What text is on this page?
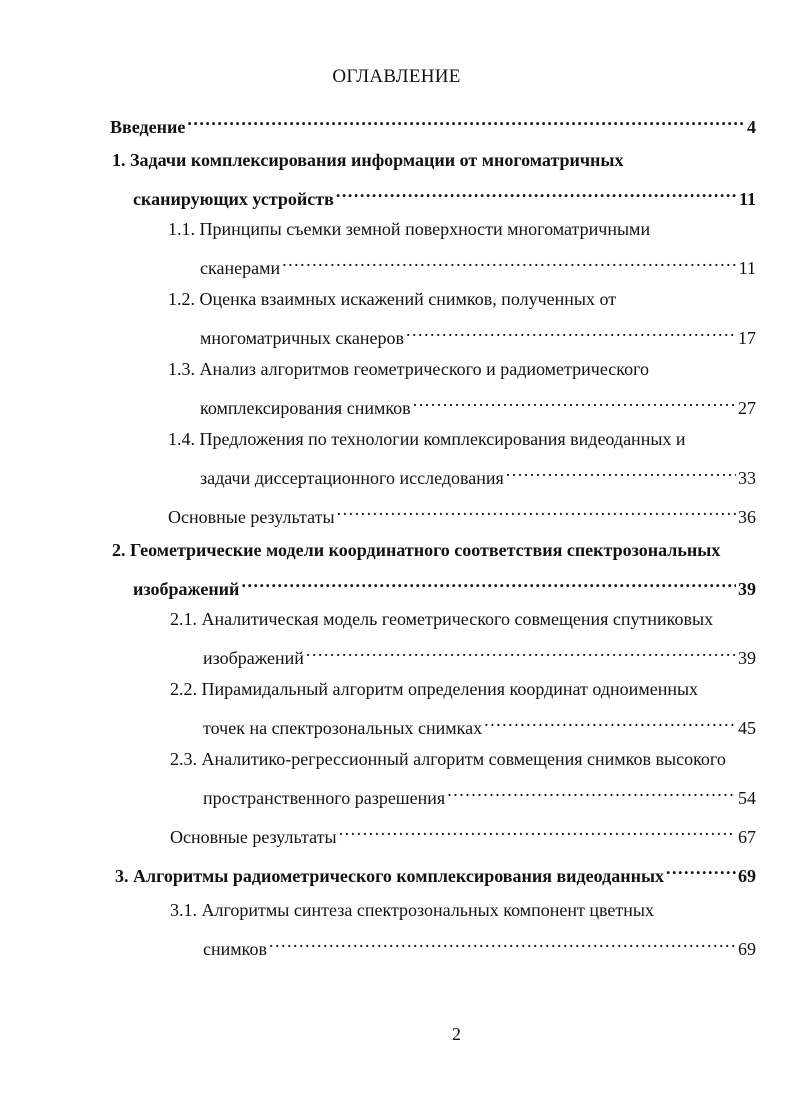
ОГЛАВЛЕНИЕ
Введение .....	4
1. Задачи комплексирования информации от многоматричных
сканирующих устройств .....	11
1.1. Принципы съемки земной поверхности многоматричными
сканерами .....	11
1.2. Оценка взаимных искажений снимков, полученных от
многоматричных сканеров .....	17
1.3. Анализ алгоритмов геометрического и радиометрического
комплексирования снимков .....	27
1.4. Предложения по технологии комплексирования видеоданных и
задачи диссертационного исследования .....	33
Основные результаты .....	36
2. Геометрические модели координатного соответствия спектрозональных
изображений .....	39
2.1. Аналитическая модель геометрического совмещения спутниковых
изображений .....	39
2.2. Пирамидальный алгоритм определения координат одноименных
точек на спектрозональных снимках .....	45
2.3. Аналитико-регрессионный алгоритм совмещения снимков высокого
пространственного разрешения .....	54
Основные результаты .....	67
3. Алгоритмы радиометрического комплексирования видеоданных .....	69
3.1. Алгоритмы синтеза спектрозональных компонент цветных
снимков .....	69
2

__Short problem__
Copy all the records above exactly, but leave out the pictures.

__In response__
What text is on this page?
ОГЛАВЛЕНИЕ
Введение .....	4
1. Задачи комплексирования информации от многоматричных
сканирующих устройств .....	11
1.1. Принципы съемки земной поверхности многоматричными
сканерами .....	11
1.2. Оценка взаимных искажений снимков, полученных от
многоматричных сканеров .....	17
1.3. Анализ алгоритмов геометрического и радиометрического
комплексирования снимков .....	27
1.4. Предложения по технологии комплексирования видеоданных и
задачи диссертационного исследования .....	33
Основные результаты .....	36
2. Геометрические модели координатного соответствия спектрозональных
изображений .....	39
2.1. Аналитическая модель геометрического совмещения спутниковых
изображений .....	39
2.2. Пирамидальный алгоритм определения координат одноименных
точек на спектрозональных снимках .....	45
2.3. Аналитико-регрессионный алгоритм совмещения снимков высокого
пространственного разрешения .....	54
Основные результаты .....	67
3. Алгоритмы радиометрического комплексирования видеоданных .....	69
3.1. Алгоритмы синтеза спектрозональных компонент цветных
снимков .....	69
2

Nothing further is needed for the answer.